start
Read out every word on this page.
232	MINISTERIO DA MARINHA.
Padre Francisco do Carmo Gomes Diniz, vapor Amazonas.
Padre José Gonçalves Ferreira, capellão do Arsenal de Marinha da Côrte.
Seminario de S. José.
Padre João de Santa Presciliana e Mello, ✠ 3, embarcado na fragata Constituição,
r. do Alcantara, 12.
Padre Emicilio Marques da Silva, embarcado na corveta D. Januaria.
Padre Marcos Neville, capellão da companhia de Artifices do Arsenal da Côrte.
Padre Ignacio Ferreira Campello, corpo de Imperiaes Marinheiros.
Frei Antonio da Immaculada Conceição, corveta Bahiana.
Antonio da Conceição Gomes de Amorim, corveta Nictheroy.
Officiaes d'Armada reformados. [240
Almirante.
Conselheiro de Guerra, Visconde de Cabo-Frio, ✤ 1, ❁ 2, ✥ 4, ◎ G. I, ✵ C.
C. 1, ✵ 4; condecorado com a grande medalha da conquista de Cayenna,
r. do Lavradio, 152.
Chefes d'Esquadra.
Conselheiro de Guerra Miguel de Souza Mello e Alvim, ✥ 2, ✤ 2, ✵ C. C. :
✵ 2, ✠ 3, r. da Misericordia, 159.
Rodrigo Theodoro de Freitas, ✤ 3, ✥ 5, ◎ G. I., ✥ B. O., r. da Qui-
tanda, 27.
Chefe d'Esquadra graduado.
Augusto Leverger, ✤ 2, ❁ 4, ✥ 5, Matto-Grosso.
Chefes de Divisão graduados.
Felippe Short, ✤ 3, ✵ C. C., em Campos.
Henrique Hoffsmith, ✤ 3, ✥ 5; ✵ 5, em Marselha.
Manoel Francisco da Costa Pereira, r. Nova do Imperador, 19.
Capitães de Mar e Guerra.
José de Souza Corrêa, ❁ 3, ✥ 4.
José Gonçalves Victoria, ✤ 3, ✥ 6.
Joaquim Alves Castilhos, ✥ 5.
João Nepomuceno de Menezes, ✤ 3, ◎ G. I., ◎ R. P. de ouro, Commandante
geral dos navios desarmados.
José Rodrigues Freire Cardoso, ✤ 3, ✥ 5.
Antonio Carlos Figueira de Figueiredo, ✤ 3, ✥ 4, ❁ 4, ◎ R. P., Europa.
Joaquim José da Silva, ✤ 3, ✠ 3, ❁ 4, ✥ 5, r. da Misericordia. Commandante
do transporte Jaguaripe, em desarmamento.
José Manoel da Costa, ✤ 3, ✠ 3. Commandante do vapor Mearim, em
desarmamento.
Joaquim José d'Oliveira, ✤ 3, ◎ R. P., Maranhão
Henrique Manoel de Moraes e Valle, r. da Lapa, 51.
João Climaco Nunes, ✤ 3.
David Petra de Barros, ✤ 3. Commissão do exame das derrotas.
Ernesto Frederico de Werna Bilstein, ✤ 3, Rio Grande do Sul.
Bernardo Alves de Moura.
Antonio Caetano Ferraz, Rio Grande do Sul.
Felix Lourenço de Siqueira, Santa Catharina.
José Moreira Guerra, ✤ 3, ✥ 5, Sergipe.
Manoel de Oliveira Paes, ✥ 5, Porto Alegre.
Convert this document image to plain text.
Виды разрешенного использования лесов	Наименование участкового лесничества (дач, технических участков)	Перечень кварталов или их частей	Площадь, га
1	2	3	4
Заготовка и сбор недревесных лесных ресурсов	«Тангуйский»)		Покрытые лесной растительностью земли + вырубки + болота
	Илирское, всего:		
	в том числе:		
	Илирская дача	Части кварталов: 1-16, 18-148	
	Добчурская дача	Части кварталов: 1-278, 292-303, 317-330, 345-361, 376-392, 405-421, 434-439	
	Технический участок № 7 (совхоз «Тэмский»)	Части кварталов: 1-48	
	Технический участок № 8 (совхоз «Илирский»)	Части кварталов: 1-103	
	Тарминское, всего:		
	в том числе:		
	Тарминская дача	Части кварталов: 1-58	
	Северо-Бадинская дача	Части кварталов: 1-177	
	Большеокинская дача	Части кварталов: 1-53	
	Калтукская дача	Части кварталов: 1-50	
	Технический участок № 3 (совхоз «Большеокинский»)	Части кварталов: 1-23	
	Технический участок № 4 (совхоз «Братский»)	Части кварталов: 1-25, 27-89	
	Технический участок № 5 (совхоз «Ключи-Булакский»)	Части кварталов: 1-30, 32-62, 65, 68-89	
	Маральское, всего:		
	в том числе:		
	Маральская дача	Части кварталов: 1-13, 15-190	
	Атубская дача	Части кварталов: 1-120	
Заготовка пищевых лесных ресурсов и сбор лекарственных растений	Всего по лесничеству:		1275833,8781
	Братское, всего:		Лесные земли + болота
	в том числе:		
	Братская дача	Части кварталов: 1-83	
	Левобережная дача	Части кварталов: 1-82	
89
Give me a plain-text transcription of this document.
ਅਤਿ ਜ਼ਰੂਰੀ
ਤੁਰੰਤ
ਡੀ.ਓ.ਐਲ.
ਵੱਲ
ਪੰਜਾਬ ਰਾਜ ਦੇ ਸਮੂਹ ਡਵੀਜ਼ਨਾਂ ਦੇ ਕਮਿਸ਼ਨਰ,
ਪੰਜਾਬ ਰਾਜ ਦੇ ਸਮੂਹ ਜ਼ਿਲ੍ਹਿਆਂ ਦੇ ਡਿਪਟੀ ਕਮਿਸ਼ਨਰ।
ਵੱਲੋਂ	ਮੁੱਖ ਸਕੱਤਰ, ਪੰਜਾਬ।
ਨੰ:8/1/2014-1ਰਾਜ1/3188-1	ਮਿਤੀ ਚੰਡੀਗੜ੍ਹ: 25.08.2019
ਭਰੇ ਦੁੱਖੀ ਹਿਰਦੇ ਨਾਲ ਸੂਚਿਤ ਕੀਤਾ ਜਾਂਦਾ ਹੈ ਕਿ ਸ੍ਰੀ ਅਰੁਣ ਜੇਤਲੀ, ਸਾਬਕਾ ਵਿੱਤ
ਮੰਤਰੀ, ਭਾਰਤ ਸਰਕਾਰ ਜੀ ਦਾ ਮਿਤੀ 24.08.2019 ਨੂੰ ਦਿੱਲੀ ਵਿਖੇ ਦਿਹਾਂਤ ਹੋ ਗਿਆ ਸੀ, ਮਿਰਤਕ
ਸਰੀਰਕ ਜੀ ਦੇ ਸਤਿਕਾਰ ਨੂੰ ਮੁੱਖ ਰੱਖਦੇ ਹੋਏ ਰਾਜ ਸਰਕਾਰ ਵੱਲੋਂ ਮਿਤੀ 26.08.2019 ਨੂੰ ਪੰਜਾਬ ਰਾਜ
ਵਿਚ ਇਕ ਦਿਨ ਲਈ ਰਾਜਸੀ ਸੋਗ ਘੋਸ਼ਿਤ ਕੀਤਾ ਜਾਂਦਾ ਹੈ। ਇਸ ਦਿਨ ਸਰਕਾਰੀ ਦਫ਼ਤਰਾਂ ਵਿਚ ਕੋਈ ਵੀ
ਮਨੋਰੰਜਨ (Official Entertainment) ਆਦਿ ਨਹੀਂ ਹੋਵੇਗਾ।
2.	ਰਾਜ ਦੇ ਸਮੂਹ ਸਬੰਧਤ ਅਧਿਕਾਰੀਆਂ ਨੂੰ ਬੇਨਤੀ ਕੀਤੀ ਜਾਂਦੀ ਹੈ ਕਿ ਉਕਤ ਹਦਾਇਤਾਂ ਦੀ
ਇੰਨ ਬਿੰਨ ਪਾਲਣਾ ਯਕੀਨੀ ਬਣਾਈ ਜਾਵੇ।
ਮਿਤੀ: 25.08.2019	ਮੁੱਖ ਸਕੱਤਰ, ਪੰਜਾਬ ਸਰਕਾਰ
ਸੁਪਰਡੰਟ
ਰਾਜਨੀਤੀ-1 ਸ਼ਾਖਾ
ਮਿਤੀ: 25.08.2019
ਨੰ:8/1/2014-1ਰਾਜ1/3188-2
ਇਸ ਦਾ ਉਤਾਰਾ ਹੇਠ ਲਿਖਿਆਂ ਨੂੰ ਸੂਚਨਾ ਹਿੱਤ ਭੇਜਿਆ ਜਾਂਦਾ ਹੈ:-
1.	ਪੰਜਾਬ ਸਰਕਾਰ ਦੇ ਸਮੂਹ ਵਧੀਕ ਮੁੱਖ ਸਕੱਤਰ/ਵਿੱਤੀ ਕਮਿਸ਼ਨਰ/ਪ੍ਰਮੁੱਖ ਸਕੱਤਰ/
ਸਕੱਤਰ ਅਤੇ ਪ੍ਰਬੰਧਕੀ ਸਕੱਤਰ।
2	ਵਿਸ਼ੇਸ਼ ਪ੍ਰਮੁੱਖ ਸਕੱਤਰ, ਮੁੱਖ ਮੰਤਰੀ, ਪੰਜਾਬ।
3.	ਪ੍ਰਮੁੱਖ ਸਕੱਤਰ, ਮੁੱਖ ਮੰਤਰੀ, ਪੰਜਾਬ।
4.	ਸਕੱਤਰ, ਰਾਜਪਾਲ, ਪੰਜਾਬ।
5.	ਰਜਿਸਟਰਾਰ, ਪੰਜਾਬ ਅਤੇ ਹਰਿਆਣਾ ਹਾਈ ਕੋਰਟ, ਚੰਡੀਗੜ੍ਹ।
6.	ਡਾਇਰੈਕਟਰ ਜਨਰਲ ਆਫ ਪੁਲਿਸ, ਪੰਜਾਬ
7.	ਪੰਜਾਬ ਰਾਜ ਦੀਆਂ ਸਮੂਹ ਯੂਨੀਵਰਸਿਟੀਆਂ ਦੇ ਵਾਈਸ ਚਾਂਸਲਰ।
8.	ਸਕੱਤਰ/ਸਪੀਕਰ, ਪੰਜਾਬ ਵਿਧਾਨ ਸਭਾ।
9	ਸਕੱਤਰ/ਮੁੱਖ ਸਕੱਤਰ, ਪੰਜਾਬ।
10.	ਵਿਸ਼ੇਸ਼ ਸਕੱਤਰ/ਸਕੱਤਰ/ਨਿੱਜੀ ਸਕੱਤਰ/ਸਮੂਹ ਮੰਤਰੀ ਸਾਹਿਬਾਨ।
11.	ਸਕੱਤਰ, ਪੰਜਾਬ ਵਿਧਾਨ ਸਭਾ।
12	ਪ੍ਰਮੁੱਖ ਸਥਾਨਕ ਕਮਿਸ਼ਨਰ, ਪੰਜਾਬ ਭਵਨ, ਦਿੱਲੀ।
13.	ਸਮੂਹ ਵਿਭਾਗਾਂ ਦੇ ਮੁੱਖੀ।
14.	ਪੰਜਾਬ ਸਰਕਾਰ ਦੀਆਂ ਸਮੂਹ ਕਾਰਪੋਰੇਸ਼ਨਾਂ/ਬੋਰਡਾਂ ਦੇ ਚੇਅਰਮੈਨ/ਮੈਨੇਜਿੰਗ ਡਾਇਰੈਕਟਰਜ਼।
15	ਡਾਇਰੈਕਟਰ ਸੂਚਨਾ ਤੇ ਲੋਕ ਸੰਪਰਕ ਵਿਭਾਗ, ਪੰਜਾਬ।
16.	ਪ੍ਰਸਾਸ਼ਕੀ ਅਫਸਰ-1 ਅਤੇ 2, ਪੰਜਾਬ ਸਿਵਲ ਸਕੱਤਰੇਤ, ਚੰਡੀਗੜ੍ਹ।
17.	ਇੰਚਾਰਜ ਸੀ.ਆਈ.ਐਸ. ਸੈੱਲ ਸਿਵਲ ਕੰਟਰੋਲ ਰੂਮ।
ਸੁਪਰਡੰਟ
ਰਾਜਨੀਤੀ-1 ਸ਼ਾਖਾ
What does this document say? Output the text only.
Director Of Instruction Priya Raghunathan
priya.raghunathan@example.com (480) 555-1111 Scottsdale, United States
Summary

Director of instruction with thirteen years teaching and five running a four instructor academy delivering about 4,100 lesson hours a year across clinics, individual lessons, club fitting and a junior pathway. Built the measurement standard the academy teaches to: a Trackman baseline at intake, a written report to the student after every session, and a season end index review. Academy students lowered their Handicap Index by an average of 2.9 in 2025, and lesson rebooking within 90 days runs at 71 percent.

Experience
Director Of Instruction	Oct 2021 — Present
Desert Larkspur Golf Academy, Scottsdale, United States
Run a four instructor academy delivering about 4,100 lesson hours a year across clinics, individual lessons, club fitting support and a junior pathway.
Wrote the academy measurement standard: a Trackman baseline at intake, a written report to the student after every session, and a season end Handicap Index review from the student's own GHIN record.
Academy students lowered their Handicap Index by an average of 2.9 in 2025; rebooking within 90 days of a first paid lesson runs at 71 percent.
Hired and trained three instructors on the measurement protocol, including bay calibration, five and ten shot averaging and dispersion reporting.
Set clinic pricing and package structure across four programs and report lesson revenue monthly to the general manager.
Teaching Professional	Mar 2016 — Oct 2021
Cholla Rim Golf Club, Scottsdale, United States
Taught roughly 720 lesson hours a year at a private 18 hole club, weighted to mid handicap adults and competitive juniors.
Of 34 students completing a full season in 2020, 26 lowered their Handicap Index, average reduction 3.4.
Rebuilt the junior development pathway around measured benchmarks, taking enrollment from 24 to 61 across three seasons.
end
» **The task**: Check every line of the listing for the string "this" and report how many lines have it, as a number alone.

» **Output of the exercise**: 4